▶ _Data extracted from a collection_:
====================
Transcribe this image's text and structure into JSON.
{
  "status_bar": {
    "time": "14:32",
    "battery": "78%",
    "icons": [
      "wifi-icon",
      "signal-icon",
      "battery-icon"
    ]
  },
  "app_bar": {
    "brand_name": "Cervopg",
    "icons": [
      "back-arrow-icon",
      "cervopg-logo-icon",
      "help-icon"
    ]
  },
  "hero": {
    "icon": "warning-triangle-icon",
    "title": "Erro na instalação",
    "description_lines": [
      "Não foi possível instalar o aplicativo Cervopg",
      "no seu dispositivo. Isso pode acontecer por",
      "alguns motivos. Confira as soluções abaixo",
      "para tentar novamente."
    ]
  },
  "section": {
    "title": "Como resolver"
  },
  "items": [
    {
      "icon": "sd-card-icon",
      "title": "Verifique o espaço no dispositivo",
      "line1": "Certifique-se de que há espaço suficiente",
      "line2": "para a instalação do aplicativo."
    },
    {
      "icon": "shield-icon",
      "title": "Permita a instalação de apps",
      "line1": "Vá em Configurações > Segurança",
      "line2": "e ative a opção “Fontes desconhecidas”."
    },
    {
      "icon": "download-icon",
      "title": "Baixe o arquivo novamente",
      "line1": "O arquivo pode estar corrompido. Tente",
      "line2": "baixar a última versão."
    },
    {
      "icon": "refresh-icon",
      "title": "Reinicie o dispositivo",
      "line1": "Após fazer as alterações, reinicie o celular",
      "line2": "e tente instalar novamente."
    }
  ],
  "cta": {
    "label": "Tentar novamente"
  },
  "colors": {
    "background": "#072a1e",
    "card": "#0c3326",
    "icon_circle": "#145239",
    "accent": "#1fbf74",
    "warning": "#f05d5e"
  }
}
====================
▶ _Exercise_:
Give every line of the material again, exactly as it reads.

▶ _Task output_:
Transcribe this image's text and structure into JSON.
{
  "status_bar": {
    "time": "14:32",
    "battery": "78%",
    "icons": [
      "wifi-icon",
      "signal-icon",
      "battery-icon"
    ]
  },
  "app_bar": {
    "brand_name": "Cervopg",
    "icons": [
      "back-arrow-icon",
      "cervopg-logo-icon",
      "help-icon"
    ]
  },
  "hero": {
    "icon": "warning-triangle-icon",
    "title": "Erro na instalação",
    "description_lines": [
      "Não foi possível instalar o aplicativo Cervopg",
      "no seu dispositivo. Isso pode acontecer por",
      "alguns motivos. Confira as soluções abaixo",
      "para tentar novamente."
    ]
  },
  "section": {
    "title": "Como resolver"
  },
  "items": [
    {
      "icon": "sd-card-icon",
      "title": "Verifique o espaço no dispositivo",
      "line1": "Certifique-se de que há espaço suficiente",
      "line2": "para a instalação do aplicativo."
    },
    {
      "icon": "shield-icon",
      "title": "Permita a instalação de apps",
      "line1": "Vá em Configurações > Segurança",
      "line2": "e ative a opção “Fontes desconhecidas”."
    },
    {
      "icon": "download-icon",
      "title": "Baixe o arquivo novamente",
      "line1": "O arquivo pode estar corrompido. Tente",
      "line2": "baixar a última versão."
    },
    {
      "icon": "refresh-icon",
      "title": "Reinicie o dispositivo",
      "line1": "Após fazer as alterações, reinicie o celular",
      "line2": "e tente instalar novamente."
    }
  ],
  "cta": {
    "label": "Tentar novamente"
  },
  "colors": {
    "background": "#072a1e",
    "card": "#0c3326",
    "icon_circle": "#145239",
    "accent": "#1fbf74",
    "warning": "#f05d5e"
  }
}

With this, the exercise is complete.